Goal
Your task is to locate every line holding the string "nones" and to copy each of them.

--- start Data for this task ---

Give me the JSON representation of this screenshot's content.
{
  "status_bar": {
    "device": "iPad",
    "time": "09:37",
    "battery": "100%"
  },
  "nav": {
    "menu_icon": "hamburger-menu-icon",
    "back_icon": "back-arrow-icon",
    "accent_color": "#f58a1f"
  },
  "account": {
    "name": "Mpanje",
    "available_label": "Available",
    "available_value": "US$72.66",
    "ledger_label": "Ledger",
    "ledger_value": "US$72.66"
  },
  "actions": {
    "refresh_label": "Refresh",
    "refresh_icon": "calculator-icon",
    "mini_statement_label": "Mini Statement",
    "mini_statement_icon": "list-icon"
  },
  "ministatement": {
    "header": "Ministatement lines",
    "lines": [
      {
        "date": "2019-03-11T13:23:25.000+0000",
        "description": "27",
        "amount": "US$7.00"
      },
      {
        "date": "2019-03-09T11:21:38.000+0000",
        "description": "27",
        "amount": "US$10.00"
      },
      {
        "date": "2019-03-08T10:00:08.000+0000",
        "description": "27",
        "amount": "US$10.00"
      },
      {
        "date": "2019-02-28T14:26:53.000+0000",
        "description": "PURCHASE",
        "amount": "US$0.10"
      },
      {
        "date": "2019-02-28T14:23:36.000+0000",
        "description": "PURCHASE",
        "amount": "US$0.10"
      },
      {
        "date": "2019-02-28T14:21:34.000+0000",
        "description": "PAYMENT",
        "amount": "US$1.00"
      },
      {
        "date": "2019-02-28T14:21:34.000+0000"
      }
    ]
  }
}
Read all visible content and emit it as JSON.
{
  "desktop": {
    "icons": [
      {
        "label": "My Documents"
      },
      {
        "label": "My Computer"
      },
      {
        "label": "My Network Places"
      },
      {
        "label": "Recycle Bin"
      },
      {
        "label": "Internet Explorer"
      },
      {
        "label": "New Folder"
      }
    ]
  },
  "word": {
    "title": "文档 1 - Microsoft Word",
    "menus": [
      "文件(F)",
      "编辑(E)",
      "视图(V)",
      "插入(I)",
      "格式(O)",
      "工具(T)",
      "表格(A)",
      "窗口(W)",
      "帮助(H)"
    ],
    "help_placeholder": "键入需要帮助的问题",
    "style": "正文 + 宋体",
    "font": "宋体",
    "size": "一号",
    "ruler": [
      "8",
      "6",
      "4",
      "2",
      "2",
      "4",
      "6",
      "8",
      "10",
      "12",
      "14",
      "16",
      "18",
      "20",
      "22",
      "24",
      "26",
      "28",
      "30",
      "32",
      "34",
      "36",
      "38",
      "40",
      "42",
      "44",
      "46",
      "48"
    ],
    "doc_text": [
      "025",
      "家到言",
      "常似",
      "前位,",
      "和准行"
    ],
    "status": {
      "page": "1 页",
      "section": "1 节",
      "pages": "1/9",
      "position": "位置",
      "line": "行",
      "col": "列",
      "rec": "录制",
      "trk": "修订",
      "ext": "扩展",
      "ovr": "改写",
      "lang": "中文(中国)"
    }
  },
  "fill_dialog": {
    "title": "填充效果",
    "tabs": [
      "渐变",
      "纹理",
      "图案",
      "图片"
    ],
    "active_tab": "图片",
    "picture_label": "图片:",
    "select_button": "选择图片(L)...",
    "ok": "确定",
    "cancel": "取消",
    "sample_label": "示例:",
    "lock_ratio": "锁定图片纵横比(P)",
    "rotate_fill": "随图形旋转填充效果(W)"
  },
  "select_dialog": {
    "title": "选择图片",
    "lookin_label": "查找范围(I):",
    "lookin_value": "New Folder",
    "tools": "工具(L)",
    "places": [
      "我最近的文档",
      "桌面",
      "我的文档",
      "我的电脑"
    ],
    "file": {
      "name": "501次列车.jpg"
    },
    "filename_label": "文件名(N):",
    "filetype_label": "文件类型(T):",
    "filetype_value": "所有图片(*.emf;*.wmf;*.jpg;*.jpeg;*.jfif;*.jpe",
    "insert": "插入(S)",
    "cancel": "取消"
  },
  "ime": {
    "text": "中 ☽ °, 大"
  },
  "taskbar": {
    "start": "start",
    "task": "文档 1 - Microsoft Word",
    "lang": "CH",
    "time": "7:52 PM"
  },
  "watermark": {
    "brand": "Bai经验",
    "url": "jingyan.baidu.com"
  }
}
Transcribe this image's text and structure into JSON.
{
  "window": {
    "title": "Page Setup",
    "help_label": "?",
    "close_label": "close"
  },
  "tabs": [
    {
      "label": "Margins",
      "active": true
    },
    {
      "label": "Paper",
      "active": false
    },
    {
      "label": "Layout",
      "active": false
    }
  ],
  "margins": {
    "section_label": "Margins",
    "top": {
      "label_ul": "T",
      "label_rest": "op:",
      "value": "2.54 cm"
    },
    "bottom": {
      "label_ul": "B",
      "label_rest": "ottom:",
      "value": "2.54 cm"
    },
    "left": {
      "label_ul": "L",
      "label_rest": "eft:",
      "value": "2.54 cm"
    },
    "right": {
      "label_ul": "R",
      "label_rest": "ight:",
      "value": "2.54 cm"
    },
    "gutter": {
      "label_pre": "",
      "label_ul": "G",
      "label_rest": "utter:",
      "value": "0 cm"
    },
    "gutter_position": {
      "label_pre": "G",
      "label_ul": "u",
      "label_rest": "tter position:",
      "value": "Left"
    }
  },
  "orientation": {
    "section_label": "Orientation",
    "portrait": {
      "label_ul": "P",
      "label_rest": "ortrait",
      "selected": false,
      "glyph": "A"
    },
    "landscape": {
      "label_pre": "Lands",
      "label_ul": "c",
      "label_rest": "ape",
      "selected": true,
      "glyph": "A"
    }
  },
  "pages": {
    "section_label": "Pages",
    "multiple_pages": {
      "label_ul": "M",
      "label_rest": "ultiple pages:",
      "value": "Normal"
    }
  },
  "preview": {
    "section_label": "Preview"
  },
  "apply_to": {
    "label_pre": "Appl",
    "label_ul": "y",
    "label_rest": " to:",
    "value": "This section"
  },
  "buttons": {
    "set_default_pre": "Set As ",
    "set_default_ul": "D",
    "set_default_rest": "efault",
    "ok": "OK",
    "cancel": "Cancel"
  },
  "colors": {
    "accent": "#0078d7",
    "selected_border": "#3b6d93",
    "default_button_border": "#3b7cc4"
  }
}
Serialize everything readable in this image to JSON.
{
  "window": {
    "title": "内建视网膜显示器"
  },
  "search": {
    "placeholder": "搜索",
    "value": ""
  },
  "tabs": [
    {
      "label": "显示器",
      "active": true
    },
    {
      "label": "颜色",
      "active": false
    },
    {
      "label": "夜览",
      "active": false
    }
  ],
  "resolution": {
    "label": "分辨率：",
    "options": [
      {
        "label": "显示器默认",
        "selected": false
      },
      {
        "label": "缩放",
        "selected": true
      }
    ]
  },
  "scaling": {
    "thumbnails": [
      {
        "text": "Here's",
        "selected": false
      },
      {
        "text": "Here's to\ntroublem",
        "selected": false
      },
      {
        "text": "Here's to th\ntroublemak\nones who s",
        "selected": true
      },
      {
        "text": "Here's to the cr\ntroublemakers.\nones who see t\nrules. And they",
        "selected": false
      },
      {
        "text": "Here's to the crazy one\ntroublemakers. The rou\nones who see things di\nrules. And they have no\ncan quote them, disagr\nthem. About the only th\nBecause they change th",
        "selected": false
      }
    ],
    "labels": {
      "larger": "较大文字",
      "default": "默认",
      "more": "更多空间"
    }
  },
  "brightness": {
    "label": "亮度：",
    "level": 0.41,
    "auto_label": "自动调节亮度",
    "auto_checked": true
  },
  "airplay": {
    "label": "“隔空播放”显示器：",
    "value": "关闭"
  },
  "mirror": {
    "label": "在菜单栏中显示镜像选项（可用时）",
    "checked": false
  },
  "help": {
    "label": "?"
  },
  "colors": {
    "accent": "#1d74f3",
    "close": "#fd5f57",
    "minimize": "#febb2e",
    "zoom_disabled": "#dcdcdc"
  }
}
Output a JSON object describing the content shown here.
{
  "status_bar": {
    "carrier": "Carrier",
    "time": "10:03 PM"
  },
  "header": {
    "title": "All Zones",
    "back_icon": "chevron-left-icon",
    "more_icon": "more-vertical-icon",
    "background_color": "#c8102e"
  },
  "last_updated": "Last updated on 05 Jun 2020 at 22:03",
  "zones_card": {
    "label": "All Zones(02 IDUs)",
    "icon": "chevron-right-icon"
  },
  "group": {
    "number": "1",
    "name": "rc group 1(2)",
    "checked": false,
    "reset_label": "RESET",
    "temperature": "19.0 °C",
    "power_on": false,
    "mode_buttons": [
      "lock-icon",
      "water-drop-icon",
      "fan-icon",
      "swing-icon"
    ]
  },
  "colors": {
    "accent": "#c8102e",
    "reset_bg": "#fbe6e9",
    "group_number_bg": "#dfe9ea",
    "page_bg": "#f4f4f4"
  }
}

--- end Data for this task ---

Solved exercise
        "text": "Here's to th\ntroublemak\nones who s",
        "text": "Here's to the cr\ntroublemakers.\nones who see t\nrules. And they",
        "text": "Here's to the crazy one\ntroublemakers. The rou\nones who see things di\nrules. And they have no\ncan quote them, disagr\nthem. About the only th\nBecause they change th",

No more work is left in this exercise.